• **RAW DATA**:
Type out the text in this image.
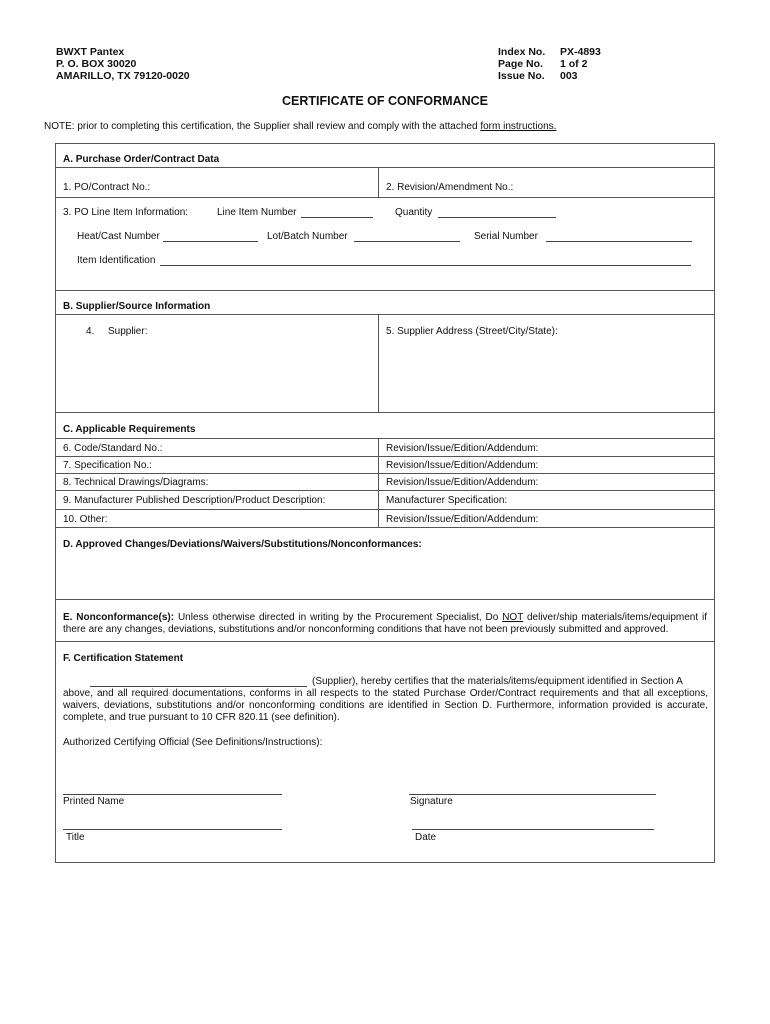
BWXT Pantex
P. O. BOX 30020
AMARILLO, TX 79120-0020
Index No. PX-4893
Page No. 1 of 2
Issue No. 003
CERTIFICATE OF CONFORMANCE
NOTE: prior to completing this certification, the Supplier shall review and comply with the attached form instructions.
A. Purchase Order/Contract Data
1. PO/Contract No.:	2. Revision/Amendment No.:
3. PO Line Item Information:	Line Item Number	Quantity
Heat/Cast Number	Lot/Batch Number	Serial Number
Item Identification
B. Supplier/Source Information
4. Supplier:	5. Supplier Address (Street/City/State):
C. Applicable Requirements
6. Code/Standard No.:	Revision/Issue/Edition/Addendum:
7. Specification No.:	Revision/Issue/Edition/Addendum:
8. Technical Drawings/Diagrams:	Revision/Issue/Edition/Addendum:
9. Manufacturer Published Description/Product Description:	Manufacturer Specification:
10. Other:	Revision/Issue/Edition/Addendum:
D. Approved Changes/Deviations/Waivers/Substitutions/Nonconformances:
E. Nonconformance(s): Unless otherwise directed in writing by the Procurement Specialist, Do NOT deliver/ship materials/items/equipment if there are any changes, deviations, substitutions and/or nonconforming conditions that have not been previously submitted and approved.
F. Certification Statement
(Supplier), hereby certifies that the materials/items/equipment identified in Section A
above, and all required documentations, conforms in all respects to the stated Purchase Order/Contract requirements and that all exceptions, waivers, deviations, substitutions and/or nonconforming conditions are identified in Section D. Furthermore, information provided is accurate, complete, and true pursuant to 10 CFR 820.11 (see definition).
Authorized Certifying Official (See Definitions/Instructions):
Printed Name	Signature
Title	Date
...
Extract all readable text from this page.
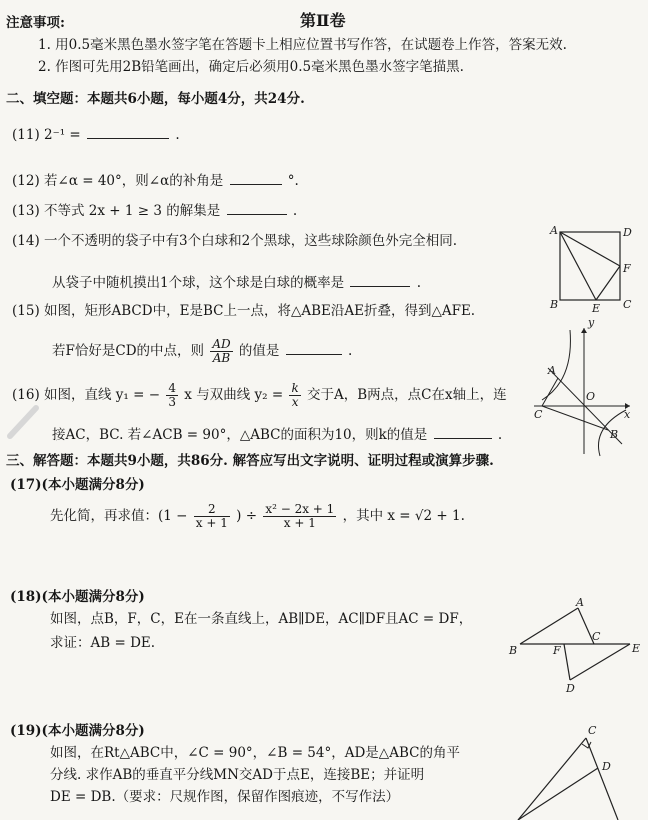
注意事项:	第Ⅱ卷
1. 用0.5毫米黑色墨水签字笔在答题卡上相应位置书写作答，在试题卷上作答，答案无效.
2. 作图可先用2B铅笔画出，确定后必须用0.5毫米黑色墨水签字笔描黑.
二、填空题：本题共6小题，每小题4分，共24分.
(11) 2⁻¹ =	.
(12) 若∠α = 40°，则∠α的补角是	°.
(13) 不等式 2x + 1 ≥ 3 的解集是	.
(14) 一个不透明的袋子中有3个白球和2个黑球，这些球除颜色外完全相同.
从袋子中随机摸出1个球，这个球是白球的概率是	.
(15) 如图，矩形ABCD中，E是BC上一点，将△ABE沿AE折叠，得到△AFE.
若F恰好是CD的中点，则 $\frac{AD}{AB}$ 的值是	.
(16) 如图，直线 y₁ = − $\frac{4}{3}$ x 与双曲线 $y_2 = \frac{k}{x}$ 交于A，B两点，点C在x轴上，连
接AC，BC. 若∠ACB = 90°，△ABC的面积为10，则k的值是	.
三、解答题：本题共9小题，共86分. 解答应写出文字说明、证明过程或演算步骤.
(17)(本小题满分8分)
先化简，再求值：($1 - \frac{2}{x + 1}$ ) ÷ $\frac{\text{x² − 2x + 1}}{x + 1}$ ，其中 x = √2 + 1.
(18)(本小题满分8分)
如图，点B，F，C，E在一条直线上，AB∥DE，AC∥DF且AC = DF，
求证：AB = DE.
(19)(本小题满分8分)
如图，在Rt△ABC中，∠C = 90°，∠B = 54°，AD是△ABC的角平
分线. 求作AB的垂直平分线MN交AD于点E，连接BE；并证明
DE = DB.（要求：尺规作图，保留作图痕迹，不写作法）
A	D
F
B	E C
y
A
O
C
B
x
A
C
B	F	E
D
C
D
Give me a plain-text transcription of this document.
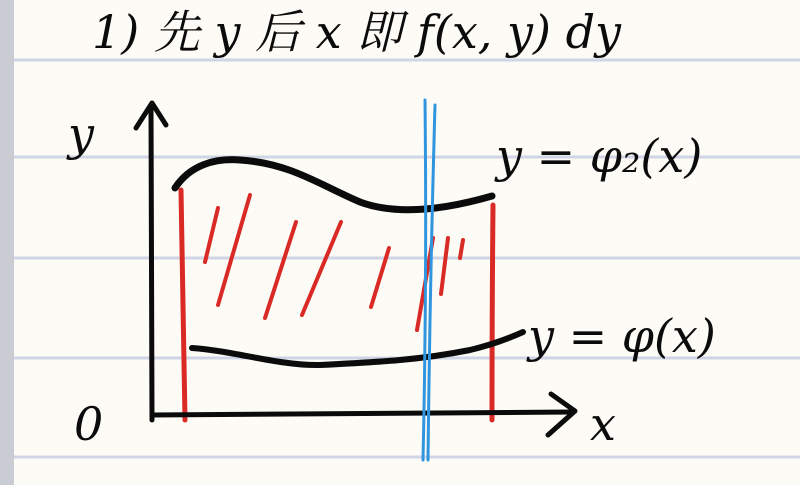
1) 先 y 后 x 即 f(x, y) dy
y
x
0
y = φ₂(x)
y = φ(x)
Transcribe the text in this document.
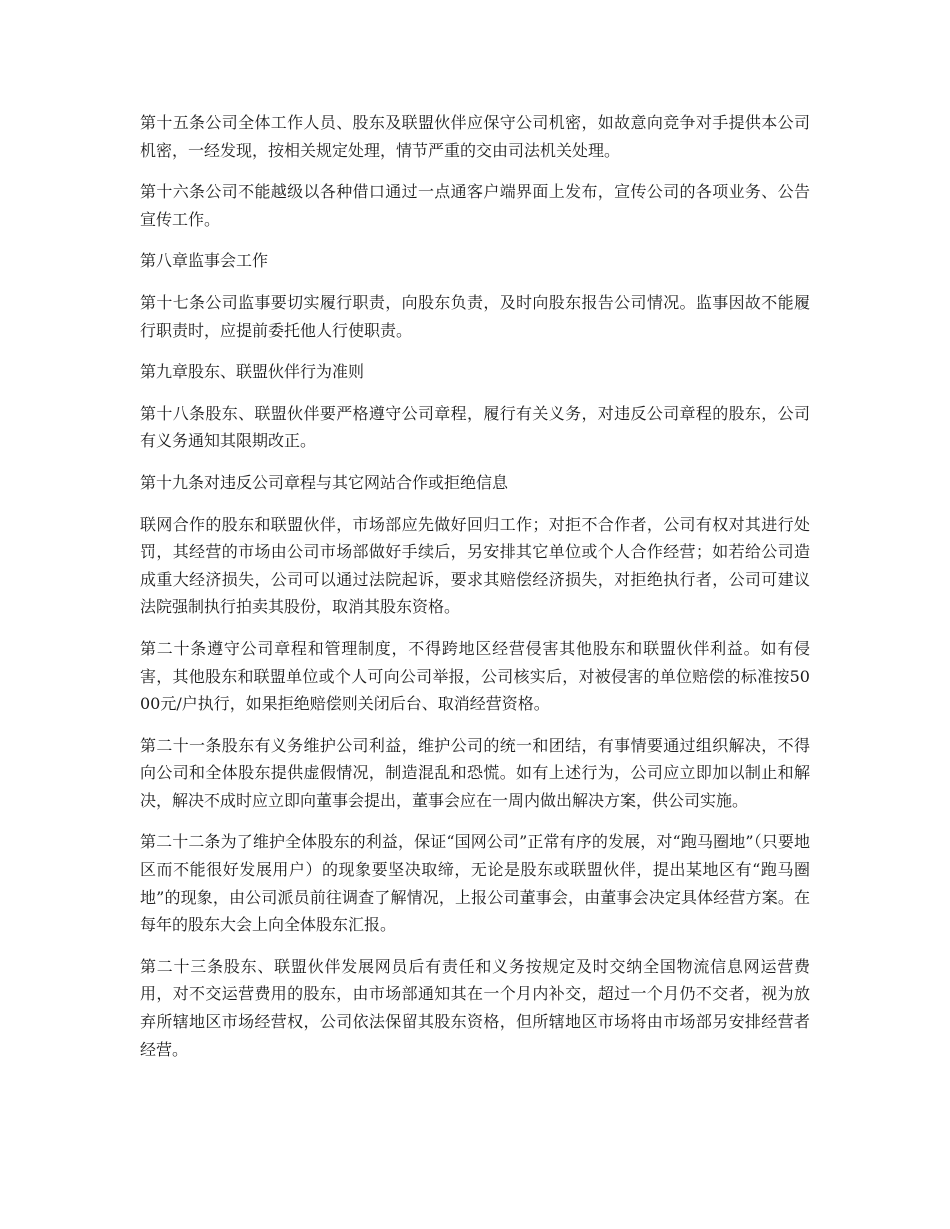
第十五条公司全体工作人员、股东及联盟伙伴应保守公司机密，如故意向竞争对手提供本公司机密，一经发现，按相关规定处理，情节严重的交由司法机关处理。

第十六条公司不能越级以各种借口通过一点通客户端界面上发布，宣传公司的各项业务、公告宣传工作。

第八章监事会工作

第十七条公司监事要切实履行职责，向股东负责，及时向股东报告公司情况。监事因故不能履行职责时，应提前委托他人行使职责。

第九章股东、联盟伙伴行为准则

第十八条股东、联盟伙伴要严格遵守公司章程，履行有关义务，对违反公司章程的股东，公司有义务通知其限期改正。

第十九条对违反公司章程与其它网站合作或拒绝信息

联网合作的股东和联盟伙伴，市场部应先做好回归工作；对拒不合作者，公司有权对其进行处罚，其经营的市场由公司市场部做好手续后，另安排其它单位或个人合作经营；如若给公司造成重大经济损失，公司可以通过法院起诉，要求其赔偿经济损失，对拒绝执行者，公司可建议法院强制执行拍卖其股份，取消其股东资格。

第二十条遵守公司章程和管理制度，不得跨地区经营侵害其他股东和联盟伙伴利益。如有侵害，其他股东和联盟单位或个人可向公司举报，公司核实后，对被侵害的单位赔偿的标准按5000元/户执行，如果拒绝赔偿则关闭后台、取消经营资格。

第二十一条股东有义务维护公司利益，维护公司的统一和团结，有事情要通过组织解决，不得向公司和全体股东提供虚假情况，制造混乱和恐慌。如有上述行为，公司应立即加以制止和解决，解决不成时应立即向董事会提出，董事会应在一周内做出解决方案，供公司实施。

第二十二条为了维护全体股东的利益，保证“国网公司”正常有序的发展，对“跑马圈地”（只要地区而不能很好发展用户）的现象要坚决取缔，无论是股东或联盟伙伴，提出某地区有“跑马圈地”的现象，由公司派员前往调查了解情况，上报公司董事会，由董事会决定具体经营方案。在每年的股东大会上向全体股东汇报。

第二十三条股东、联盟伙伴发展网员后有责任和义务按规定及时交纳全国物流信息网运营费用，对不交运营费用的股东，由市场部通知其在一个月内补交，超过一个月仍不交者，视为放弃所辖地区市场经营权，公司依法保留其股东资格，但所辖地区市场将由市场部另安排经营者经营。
---
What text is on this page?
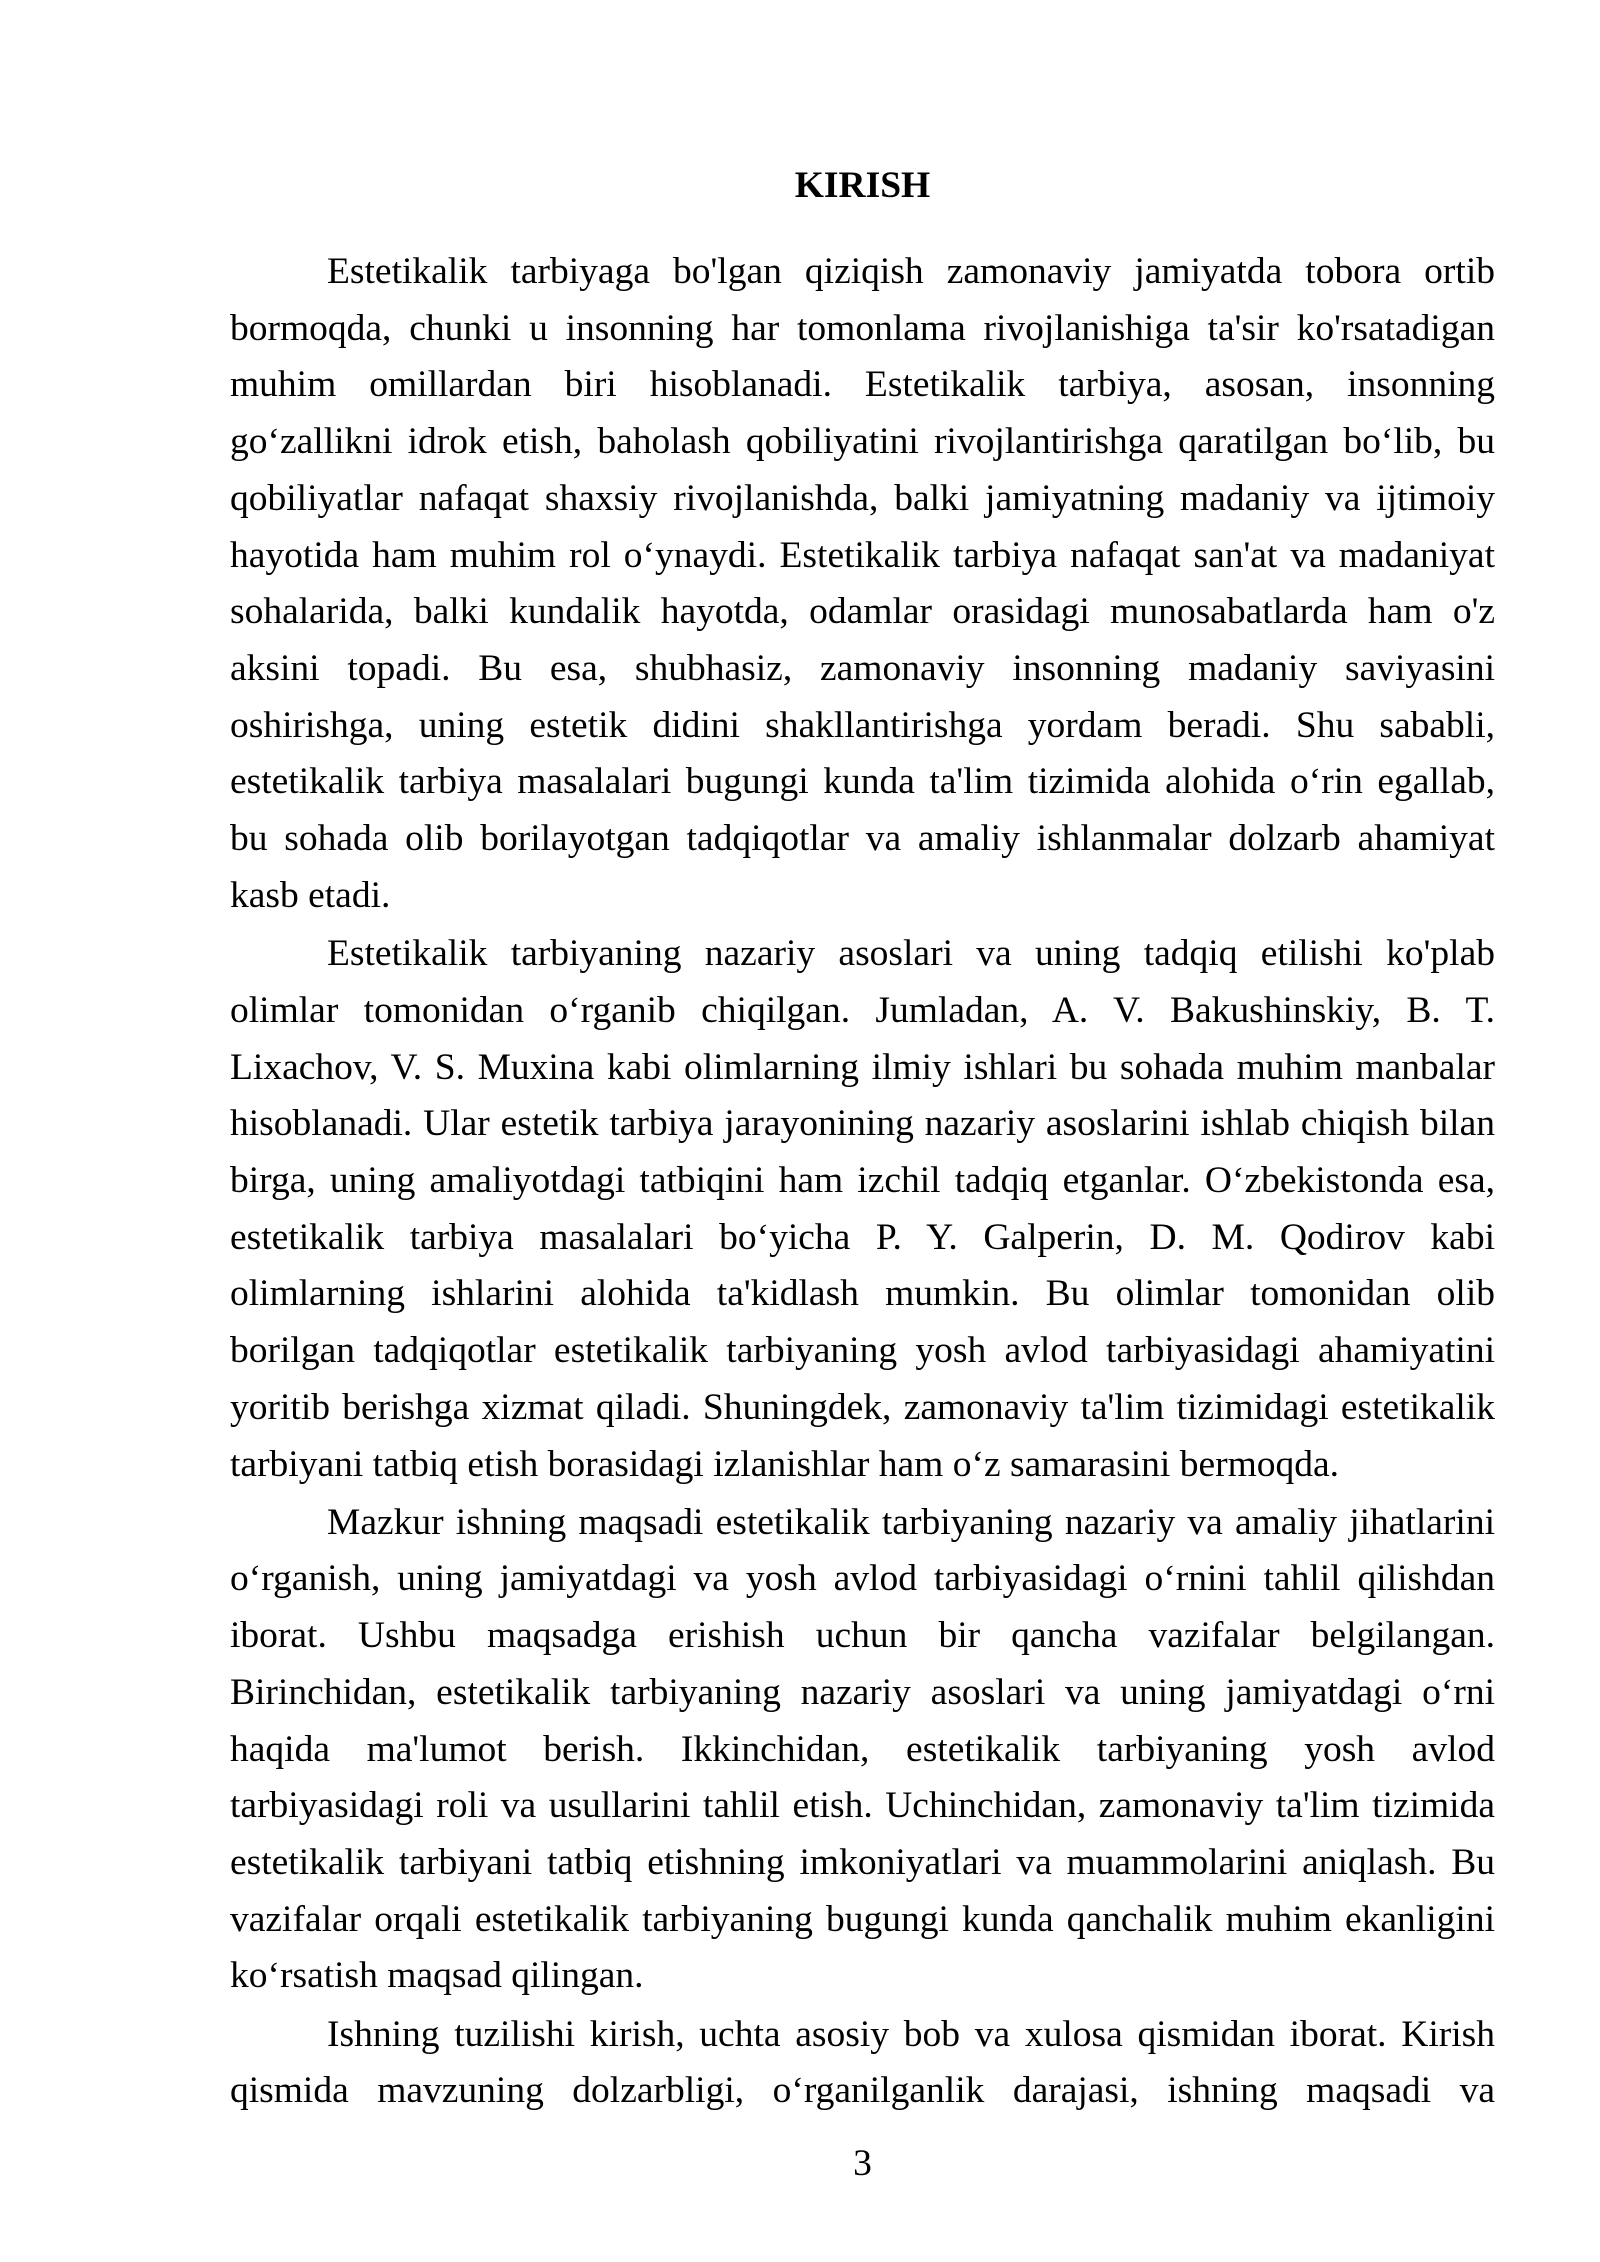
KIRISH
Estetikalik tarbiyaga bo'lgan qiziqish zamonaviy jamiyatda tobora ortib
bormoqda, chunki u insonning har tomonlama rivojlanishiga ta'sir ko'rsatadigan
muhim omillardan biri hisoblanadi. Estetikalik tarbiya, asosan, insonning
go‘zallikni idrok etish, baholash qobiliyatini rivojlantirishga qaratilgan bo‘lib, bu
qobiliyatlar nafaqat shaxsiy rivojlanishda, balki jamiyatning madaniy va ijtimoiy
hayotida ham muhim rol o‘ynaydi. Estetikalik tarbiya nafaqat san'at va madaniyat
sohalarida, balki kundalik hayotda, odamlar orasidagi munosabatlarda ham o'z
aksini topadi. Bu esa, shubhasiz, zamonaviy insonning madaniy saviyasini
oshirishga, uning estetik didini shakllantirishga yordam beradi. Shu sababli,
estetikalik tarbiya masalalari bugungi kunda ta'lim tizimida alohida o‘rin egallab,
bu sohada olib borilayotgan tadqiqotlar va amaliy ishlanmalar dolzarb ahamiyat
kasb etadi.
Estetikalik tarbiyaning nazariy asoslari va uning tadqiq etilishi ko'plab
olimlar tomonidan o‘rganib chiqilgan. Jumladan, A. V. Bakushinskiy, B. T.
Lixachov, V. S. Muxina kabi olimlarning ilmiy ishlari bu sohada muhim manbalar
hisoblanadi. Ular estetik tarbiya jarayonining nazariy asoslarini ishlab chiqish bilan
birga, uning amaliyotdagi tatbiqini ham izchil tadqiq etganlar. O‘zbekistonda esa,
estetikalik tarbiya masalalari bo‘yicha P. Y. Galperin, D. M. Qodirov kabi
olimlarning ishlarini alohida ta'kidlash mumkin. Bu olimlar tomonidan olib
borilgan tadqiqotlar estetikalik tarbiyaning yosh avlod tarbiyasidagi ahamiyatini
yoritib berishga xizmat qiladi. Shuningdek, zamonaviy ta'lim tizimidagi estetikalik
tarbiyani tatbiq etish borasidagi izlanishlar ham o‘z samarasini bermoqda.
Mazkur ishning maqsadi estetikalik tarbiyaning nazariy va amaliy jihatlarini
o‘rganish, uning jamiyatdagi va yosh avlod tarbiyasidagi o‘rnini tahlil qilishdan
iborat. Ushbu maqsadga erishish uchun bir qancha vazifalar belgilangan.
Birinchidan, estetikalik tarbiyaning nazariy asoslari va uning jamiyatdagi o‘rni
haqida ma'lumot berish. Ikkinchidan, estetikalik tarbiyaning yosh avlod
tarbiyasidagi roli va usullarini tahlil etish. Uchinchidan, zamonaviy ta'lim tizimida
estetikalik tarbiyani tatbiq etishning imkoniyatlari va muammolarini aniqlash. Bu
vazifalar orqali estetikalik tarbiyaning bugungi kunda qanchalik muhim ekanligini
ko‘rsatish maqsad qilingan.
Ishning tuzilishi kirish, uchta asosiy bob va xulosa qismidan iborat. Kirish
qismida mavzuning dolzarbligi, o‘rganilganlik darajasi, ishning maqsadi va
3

• **WHAT NEEDS TO BE DONE**:
Extract every line containing the string "materials" from the data above.

• **RESULT BELOW**:
E. Nonconformance(s): Unless otherwise directed in writing by the Procurement Specialist, Do NOT deliver/ship materials/items/equipment if there are any changes, deviations, substitutions and/or nonconforming conditions that have not been previously submitted and approved.
(Supplier), hereby certifies that the materials/items/equipment identified in Section A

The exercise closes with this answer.